> [Available records]
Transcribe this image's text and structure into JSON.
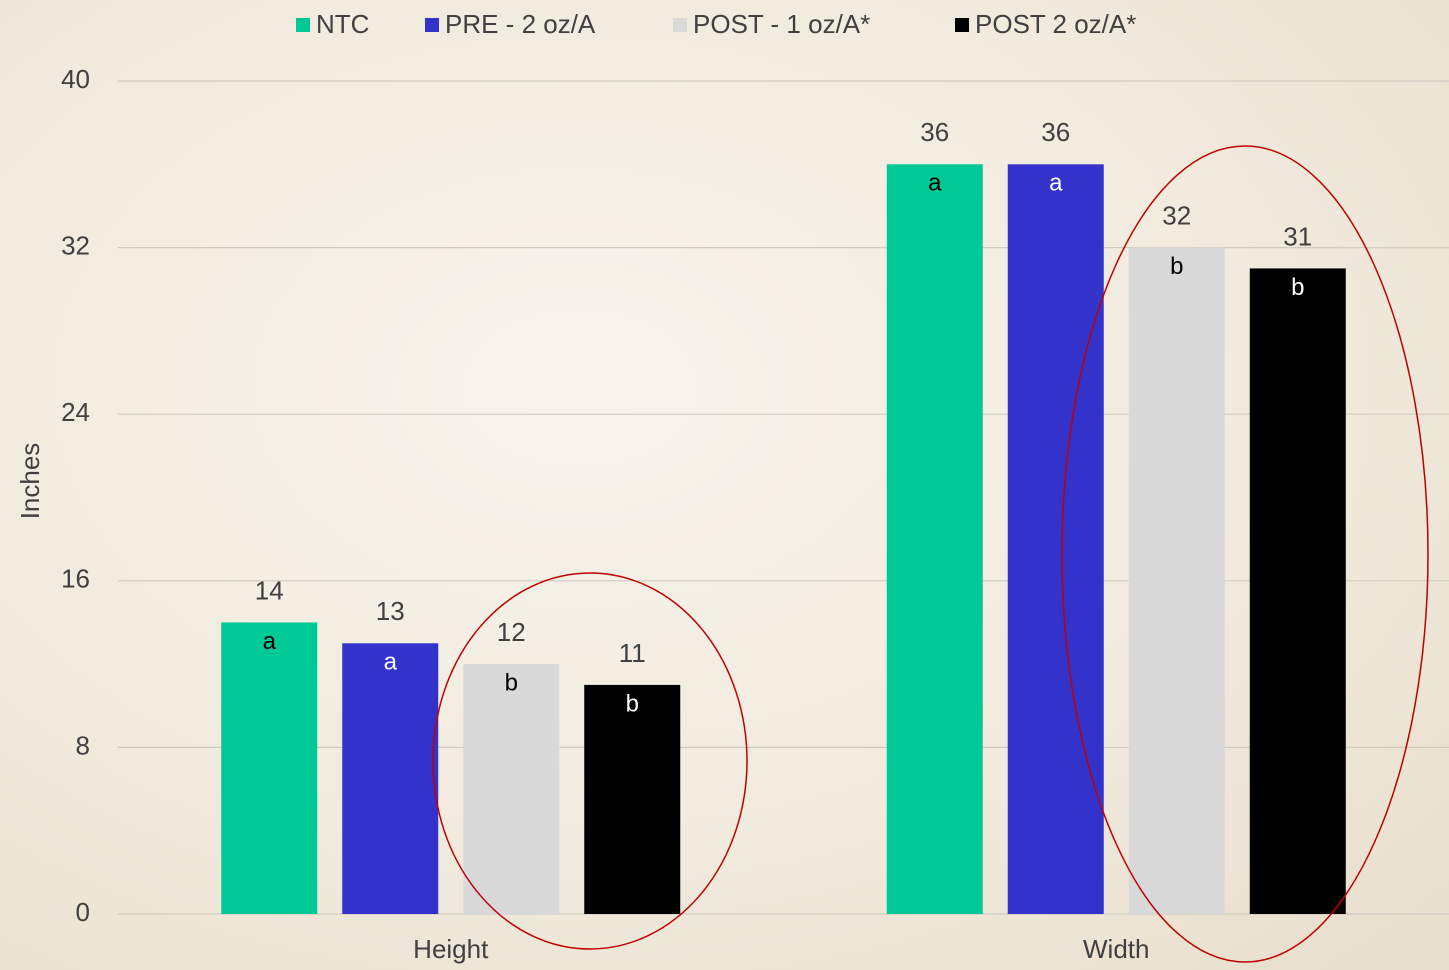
{
  "chart_data": {
    "type": "bar",
    "y_label": "Inches",
    "categories": [
      "Height",
      "Width"
    ],
    "series": [
      {
        "name": "NTC",
        "color": "#00c896",
        "values": [
          14,
          36
        ],
        "annotations": [
          "a",
          "a"
        ]
      },
      {
        "name": "PRE - 2 oz/A",
        "color": "#3333cc",
        "values": [
          13,
          36
        ],
        "annotations": [
          "a",
          "a"
        ]
      },
      {
        "name": "POST - 1 oz/A*",
        "color": "#d9d9d9",
        "values": [
          12,
          32
        ],
        "annotations": [
          "b",
          "b"
        ]
      },
      {
        "name": "POST 2 oz/A*",
        "color": "#000000",
        "values": [
          11,
          31
        ],
        "annotations": [
          "b",
          "b"
        ]
      }
    ],
    "ylim": [
      0,
      40
    ],
    "yticks": [
      0,
      8,
      16,
      24,
      32,
      40
    ],
    "grid": true,
    "legend": "top"
  }
}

> [What is asked]
All entries are to be retyped exactly. Omit any embedded images.

> [Full response]
Transcribe this image's text and structure into JSON.
{
  "chart_data": {
    "type": "bar",
    "y_label": "Inches",
    "categories": [
      "Height",
      "Width"
    ],
    "series": [
      {
        "name": "NTC",
        "color": "#00c896",
        "values": [
          14,
          36
        ],
        "annotations": [
          "a",
          "a"
        ]
      },
      {
        "name": "PRE - 2 oz/A",
        "color": "#3333cc",
        "values": [
          13,
          36
        ],
        "annotations": [
          "a",
          "a"
        ]
      },
      {
        "name": "POST - 1 oz/A*",
        "color": "#d9d9d9",
        "values": [
          12,
          32
        ],
        "annotations": [
          "b",
          "b"
        ]
      },
      {
        "name": "POST 2 oz/A*",
        "color": "#000000",
        "values": [
          11,
          31
        ],
        "annotations": [
          "b",
          "b"
        ]
      }
    ],
    "ylim": [
      0,
      40
    ],
    "yticks": [
      0,
      8,
      16,
      24,
      32,
      40
    ],
    "grid": true,
    "legend": "top"
  }
}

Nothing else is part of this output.